• [STATED EXERCISE]
Each line of the material below that holds the word "Levels" needs to be copied.

• [ITEMS]
::::::::

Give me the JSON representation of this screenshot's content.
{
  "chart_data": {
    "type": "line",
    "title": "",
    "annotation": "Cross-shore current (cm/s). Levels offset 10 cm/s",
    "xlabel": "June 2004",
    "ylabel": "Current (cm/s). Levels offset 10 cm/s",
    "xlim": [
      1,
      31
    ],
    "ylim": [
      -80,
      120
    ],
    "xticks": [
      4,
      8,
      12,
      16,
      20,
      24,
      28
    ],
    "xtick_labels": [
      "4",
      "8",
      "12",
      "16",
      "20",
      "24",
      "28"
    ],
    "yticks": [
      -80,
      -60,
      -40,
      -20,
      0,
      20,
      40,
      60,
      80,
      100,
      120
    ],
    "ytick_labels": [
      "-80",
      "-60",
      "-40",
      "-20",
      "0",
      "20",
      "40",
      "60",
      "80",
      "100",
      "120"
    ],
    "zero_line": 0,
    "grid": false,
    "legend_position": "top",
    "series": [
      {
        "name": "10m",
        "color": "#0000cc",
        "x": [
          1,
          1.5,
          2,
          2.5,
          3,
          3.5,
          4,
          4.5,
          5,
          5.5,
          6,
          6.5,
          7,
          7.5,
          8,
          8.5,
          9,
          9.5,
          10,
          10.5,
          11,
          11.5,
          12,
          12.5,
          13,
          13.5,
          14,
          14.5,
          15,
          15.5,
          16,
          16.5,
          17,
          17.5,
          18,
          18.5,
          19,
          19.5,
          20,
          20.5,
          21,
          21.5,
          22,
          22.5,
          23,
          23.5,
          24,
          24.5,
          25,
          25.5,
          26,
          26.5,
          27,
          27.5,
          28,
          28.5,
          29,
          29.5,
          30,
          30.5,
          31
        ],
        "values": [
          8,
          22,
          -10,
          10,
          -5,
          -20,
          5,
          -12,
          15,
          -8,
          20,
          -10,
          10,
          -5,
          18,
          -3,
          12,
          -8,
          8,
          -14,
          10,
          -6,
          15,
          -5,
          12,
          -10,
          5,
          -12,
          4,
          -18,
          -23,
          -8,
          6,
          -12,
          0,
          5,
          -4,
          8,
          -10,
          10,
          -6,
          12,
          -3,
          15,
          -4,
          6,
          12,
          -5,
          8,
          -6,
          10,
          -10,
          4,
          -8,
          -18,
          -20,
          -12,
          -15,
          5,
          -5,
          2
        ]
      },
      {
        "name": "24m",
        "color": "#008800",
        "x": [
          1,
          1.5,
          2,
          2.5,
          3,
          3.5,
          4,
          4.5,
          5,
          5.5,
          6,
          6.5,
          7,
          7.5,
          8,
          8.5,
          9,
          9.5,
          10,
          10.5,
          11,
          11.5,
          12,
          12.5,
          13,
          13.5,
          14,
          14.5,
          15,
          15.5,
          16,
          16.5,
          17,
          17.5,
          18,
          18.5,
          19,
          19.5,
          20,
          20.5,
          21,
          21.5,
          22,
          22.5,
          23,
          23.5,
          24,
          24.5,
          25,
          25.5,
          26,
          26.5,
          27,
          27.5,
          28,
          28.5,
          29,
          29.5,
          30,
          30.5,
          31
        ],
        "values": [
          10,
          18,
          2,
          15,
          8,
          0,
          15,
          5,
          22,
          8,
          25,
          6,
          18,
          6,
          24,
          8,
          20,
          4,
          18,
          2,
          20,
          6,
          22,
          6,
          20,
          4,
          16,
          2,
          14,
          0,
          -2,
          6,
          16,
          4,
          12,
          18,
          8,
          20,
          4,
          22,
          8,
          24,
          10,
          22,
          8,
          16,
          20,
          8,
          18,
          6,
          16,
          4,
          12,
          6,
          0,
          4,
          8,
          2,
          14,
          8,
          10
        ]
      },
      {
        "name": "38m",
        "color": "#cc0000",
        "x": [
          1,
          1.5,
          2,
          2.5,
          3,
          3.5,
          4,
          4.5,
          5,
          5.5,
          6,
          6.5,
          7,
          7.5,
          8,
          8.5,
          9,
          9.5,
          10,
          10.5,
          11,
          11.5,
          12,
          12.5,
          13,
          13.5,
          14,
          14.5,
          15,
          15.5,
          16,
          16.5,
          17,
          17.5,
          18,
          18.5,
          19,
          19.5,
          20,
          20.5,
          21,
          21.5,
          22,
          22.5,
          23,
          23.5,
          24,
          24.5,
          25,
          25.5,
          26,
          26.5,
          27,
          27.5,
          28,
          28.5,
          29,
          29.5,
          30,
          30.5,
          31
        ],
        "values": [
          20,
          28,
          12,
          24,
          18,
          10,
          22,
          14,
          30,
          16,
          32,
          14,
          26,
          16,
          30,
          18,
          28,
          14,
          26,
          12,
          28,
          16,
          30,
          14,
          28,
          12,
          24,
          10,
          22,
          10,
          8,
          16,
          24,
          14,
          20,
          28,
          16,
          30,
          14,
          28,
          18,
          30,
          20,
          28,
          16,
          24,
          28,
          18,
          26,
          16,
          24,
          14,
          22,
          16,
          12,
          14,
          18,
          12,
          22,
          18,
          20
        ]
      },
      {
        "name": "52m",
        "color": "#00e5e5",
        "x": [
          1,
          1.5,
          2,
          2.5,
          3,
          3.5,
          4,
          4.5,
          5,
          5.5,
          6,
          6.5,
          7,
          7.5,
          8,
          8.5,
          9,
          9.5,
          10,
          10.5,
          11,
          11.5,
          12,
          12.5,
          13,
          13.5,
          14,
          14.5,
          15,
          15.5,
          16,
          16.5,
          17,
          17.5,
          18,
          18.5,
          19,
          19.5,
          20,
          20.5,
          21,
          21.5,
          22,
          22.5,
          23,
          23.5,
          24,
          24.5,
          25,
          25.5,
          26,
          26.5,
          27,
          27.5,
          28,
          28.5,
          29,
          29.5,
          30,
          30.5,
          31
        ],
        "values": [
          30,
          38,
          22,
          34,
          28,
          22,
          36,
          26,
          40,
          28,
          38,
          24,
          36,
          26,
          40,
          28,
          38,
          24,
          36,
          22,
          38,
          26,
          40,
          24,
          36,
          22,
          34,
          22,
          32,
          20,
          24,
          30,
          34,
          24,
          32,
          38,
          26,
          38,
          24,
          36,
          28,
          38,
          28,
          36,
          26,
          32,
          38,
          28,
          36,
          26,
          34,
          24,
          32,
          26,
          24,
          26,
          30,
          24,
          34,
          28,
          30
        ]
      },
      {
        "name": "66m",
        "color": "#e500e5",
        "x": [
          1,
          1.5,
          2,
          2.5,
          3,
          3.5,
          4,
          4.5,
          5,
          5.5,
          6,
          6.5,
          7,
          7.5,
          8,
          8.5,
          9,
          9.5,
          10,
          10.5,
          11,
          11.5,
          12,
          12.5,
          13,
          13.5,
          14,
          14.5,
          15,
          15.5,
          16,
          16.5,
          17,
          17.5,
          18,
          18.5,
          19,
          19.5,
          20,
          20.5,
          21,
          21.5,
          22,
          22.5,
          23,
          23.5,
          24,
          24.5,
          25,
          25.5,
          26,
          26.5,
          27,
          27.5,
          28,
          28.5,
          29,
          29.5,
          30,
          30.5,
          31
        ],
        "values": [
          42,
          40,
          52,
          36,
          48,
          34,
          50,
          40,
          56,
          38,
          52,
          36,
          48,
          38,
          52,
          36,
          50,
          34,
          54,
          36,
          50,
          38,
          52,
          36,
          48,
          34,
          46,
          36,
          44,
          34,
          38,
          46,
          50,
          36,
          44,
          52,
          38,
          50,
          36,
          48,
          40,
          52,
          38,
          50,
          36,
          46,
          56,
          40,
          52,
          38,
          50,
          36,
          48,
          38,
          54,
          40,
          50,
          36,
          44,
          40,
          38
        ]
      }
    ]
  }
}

::::::::

• [CORRECT RESULT]
    "annotation": "Cross-shore current (cm/s). Levels offset 10 cm/s",
    "ylabel": "Current (cm/s). Levels offset 10 cm/s",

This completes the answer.